I wanted to see Grumen’s Chinese Theater before I left, and I finally found it a few blocks away on Hollywood Blvd. The sun was coming up; the tops of the buildings were soaking in the light. There was a relay going on, and the people of the night were handing the baton over to the people of the morning. The bus stops were filling up with tired-looking people, most of them Hispanic or black, and most seemed to be headed into the richer neighborhoods of Beverly Hills and Belair. I suspect these were the domestics, the ones who mowed the neatly landscaped yards, who tended the dogs and washed the cars and a thousand other menial jobs. Some of these people stared at me with fierce pride, but most simply seemed to be asleep on their feet , thinking of the last moment of love’s embrace or of bills to be paid .
I pulled into a Denny’s for a cup of coffee and a quick breakfast. I know I must have had a book with me; if I eat alone, I have to have something to read with me. I’m sure there is something Freudian about that, but I think I will save the money on the exam and use it to buy more books. I was probably in Denny’s for about an hour, and when I came out I saw a new crowd taking the baton. These were the secretaries and the young executives, some at the bus stops and some in their own cars, filling up the Strip once again. As I looked at these people, I saw some staring back defiantly and others asleep, thinking of last moments of love’s embrace or bills to be paid.
My next stop was Chula Vista, just South of San Diego. There was a dear online friend I planned to visit there; her screen name was Quietedone, and her real name was Cathi.

______________________________

(What you will do):
Reproduce verbatim the part of the passage about morning in Hollywood that begins with the words containing "I pulled into" and ends with "name was Cathi.".

______________________________

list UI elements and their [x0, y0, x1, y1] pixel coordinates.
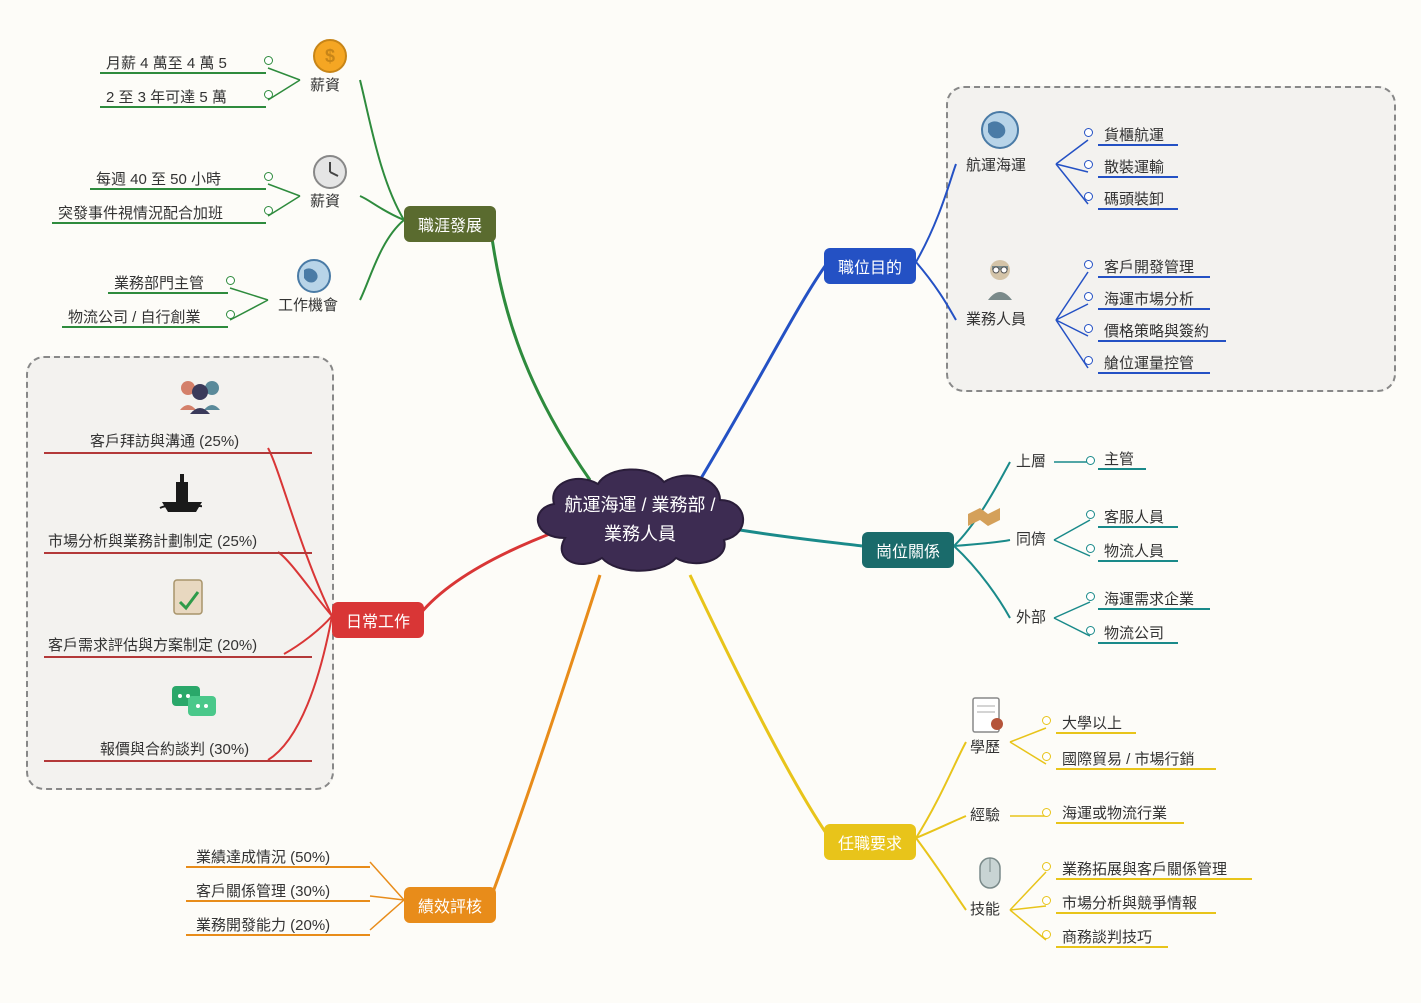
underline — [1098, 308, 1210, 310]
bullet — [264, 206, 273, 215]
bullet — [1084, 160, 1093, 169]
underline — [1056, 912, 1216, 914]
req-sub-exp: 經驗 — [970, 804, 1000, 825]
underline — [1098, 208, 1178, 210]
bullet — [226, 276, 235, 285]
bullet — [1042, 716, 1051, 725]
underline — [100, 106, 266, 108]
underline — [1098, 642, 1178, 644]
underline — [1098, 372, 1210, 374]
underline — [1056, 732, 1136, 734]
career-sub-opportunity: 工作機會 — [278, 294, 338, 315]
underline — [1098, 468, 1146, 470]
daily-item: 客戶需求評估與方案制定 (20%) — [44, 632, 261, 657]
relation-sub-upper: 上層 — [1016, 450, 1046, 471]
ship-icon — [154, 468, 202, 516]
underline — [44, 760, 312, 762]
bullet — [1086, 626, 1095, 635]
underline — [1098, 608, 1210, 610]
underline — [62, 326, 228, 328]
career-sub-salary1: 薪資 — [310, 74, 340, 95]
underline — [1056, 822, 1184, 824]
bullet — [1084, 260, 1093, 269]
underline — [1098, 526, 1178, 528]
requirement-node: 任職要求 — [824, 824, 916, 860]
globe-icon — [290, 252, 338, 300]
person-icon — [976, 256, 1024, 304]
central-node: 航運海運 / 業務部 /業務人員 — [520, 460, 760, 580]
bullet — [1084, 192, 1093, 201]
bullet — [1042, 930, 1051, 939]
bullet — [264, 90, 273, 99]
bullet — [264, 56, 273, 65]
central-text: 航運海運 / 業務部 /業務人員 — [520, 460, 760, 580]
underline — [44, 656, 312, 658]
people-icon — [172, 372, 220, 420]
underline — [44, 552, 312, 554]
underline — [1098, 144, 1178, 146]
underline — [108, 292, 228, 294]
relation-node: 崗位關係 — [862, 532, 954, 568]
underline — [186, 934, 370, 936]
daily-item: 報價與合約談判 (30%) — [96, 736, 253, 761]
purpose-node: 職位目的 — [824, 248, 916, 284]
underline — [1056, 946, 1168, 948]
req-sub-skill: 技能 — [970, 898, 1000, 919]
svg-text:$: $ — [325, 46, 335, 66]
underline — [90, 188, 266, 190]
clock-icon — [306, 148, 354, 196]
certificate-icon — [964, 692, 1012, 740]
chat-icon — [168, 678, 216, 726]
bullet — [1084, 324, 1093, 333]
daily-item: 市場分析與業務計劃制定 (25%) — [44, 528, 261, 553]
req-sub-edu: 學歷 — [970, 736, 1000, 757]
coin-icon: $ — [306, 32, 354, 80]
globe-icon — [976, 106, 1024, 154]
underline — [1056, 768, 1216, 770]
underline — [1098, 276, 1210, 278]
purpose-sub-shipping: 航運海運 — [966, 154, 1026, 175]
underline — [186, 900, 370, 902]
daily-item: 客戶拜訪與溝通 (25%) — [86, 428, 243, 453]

______________________________

(Exercise response):
I pulled into a Denny’s for a cup of coffee and a quick breakfast. I know I must have had a book with me; if I eat alone, I have to have something to read with me. I’m sure there is something Freudian about that, but I think I will save the money on the exam and use it to buy more books. I was probably in Denny’s for about an hour, and when I came out I saw a new crowd taking the baton. These were the secretaries and the young executives, some at the bus stops and some in their own cars, filling up the Strip once again. As I looked at these people, I saw some staring back defiantly and others asleep, thinking of last moments of love’s embrace or bills to be paid.
My next stop was Chula Vista, just South of San Diego. There was a dear online friend I planned to visit there; her screen name was Quietedone, and her real name was Cathi.